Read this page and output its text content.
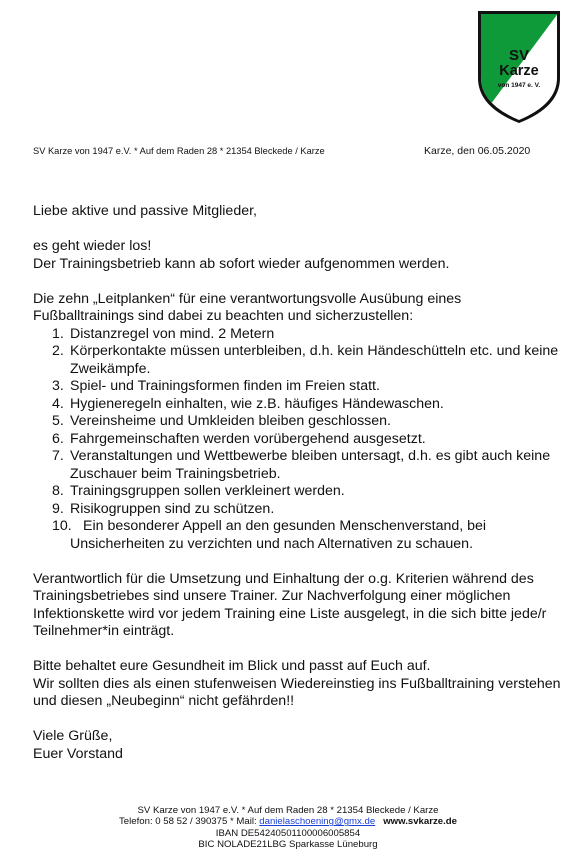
SV
Karze
von 1947 e. V.
SV Karze von 1947 e.V. * Auf dem Raden 28 * 21354 Bleckede / Karze	Karze, den 06.05.2020

Liebe aktive und passive Mitglieder,

es geht wieder los!

Der Trainingsbetrieb kann ab sofort wieder aufgenommen werden.

Die zehn „Leitplanken“ für eine verantwortungsvolle Ausübung eines Fußballtrainings sind dabei zu beachten und sicherzustellen:

1. Distanzregel von mind. 2 Metern
2. Körperkontakte müssen unterbleiben, d.h. kein Händeschütteln etc. und keine Zweikämpfe.
3. Spiel- und Trainingsformen finden im Freien statt.
4. Hygieneregeln einhalten, wie z.B. häufiges Händewaschen.
5. Vereinsheime und Umkleiden bleiben geschlossen.
6. Fahrgemeinschaften werden vorübergehend ausgesetzt.
7. Veranstaltungen und Wettbewerbe bleiben untersagt, d.h. es gibt auch keine Zuschauer beim Trainingsbetrieb.
8. Trainingsgruppen sollen verkleinert werden.
9. Risikogruppen sind zu schützen.
10. Ein besonderer Appell an den gesunden Menschenverstand, bei
Unsicherheiten zu verzichten und nach Alternativen zu schauen.

Verantwortlich für die Umsetzung und Einhaltung der o.g. Kriterien während des Trainingsbetriebes sind unsere Trainer. Zur Nachverfolgung einer möglichen Infektionskette wird vor jedem Training eine Liste ausgelegt, in die sich bitte jede/r Teilnehmer*in einträgt.

Bitte behaltet eure Gesundheit im Blick und passt auf Euch auf.

Wir sollten dies als einen stufenweisen Wiedereinstieg ins Fußballtraining verstehen und diesen „Neubeginn“ nicht gefährden!!

Viele Grüße,

Euer Vorstand

SV Karze von 1947 e.V. * Auf dem Raden 28 * 21354 Bleckede / Karze
Telefon: 0 58 52 / 390375 * Mail: danielaschoening@gmx.de www.svkarze.de
IBAN DE54240501100006005854
BIC NOLADE21LBG Sparkasse Lüneburg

# [WHAT IS NEEDED]
Look over the listing and return each line that holds "Bleckede".

# [ANSWER TO THIS PROBLEM]
SV Karze von 1947 e.V. * Auf dem Raden 28 * 21354 Bleckede / Karze	Karze, den 06.05.2020
SV Karze von 1947 e.V. * Auf dem Raden 28 * 21354 Bleckede / Karze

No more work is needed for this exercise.